* **Aufgabendaten**
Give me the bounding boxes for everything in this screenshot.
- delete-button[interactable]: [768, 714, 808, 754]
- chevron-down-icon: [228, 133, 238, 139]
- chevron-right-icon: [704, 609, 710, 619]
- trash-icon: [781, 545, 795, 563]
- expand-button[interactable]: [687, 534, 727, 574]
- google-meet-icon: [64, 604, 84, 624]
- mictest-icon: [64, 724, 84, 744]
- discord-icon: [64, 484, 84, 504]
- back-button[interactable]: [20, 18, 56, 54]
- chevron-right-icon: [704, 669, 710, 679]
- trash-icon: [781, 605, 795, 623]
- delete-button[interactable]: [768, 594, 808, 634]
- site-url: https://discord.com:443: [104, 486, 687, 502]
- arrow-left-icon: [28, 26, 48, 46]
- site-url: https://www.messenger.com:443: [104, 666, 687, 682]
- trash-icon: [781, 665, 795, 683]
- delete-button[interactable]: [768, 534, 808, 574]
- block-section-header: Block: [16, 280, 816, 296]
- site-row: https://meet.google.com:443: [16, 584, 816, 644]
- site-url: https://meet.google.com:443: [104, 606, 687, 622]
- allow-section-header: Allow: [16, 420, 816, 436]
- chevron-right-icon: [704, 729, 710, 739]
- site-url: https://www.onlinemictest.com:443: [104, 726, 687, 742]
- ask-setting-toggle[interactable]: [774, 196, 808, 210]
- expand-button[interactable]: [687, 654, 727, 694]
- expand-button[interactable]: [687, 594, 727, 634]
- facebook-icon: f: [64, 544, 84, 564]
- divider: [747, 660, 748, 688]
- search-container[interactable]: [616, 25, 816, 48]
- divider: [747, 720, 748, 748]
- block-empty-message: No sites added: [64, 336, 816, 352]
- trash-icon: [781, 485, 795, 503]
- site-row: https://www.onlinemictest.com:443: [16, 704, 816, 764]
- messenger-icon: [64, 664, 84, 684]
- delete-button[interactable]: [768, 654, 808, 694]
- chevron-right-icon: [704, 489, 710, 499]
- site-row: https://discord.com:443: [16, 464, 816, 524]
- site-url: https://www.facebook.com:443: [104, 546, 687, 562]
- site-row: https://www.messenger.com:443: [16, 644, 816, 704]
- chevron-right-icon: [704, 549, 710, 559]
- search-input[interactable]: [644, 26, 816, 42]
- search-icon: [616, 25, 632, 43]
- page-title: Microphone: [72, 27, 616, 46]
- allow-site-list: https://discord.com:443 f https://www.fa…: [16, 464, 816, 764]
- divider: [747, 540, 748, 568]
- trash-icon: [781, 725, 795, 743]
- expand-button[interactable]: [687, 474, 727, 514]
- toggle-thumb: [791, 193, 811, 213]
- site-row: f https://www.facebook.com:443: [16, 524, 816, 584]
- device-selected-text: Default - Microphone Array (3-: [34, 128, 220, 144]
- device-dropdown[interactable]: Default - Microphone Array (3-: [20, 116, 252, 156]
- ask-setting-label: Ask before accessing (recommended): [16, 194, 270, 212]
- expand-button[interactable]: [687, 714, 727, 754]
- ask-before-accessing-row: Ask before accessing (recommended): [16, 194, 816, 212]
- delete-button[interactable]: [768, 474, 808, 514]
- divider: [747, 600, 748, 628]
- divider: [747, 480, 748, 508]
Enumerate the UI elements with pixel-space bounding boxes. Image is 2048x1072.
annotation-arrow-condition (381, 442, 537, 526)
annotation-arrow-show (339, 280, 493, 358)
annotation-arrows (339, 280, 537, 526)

* **Arbeitsauftrag**
Kannst du die Daten oben vollständig und Zeile für Zeile unverändert abschreiben?

* **Endergebnis**
Give me the bounding boxes for everything in this screenshot.
- delete-button[interactable]: [768, 714, 808, 754]
- chevron-down-icon: [228, 133, 238, 139]
- chevron-right-icon: [704, 609, 710, 619]
- trash-icon: [781, 545, 795, 563]
- expand-button[interactable]: [687, 534, 727, 574]
- google-meet-icon: [64, 604, 84, 624]
- mictest-icon: [64, 724, 84, 744]
- discord-icon: [64, 484, 84, 504]
- back-button[interactable]: [20, 18, 56, 54]
- chevron-right-icon: [704, 669, 710, 679]
- trash-icon: [781, 605, 795, 623]
- delete-button[interactable]: [768, 594, 808, 634]
- site-url: https://discord.com:443: [104, 486, 687, 502]
- arrow-left-icon: [28, 26, 48, 46]
- site-url: https://www.messenger.com:443: [104, 666, 687, 682]
- trash-icon: [781, 665, 795, 683]
- delete-button[interactable]: [768, 534, 808, 574]
- block-section-header: Block: [16, 280, 816, 296]
- site-row: https://meet.google.com:443: [16, 584, 816, 644]
- site-url: https://meet.google.com:443: [104, 606, 687, 622]
- allow-section-header: Allow: [16, 420, 816, 436]
- chevron-right-icon: [704, 729, 710, 739]
- site-url: https://www.onlinemictest.com:443: [104, 726, 687, 742]
- ask-setting-toggle[interactable]: [774, 196, 808, 210]
- expand-button[interactable]: [687, 654, 727, 694]
- expand-button[interactable]: [687, 594, 727, 634]
- facebook-icon: f: [64, 544, 84, 564]
- divider: [747, 660, 748, 688]
- search-container[interactable]: [616, 25, 816, 48]
- divider: [747, 720, 748, 748]
- block-empty-message: No sites added: [64, 336, 816, 352]
- trash-icon: [781, 485, 795, 503]
- site-row: https://www.onlinemictest.com:443: [16, 704, 816, 764]
- messenger-icon: [64, 664, 84, 684]
- delete-button[interactable]: [768, 654, 808, 694]
- chevron-right-icon: [704, 489, 710, 499]
- site-row: https://discord.com:443: [16, 464, 816, 524]
- site-url: https://www.facebook.com:443: [104, 546, 687, 562]
- site-row: https://www.messenger.com:443: [16, 644, 816, 704]
- chevron-right-icon: [704, 549, 710, 559]
- search-input[interactable]: [644, 26, 816, 42]
- search-icon: [616, 25, 632, 43]
- page-title: Microphone: [72, 27, 616, 46]
- allow-site-list: https://discord.com:443 f https://www.fa…: [16, 464, 816, 764]
- divider: [747, 540, 748, 568]
- trash-icon: [781, 725, 795, 743]
- expand-button[interactable]: [687, 474, 727, 514]
- toggle-thumb: [791, 193, 811, 213]
- site-row: f https://www.facebook.com:443: [16, 524, 816, 584]
- device-selected-text: Default - Microphone Array (3-: [34, 128, 220, 144]
- device-dropdown[interactable]: Default - Microphone Array (3-: [20, 116, 252, 156]
- ask-setting-label: Ask before accessing (recommended): [16, 194, 270, 212]
- expand-button[interactable]: [687, 714, 727, 754]
- ask-before-accessing-row: Ask before accessing (recommended): [16, 194, 816, 212]
- delete-button[interactable]: [768, 474, 808, 514]
- divider: [747, 600, 748, 628]
- divider: [747, 480, 748, 508]
Enumerate the UI elements with pixel-space bounding boxes. Image is 2048x1072.
annotation-arrow-condition (381, 442, 537, 526)
annotation-arrow-show (339, 280, 493, 358)
annotation-arrows (339, 280, 537, 526)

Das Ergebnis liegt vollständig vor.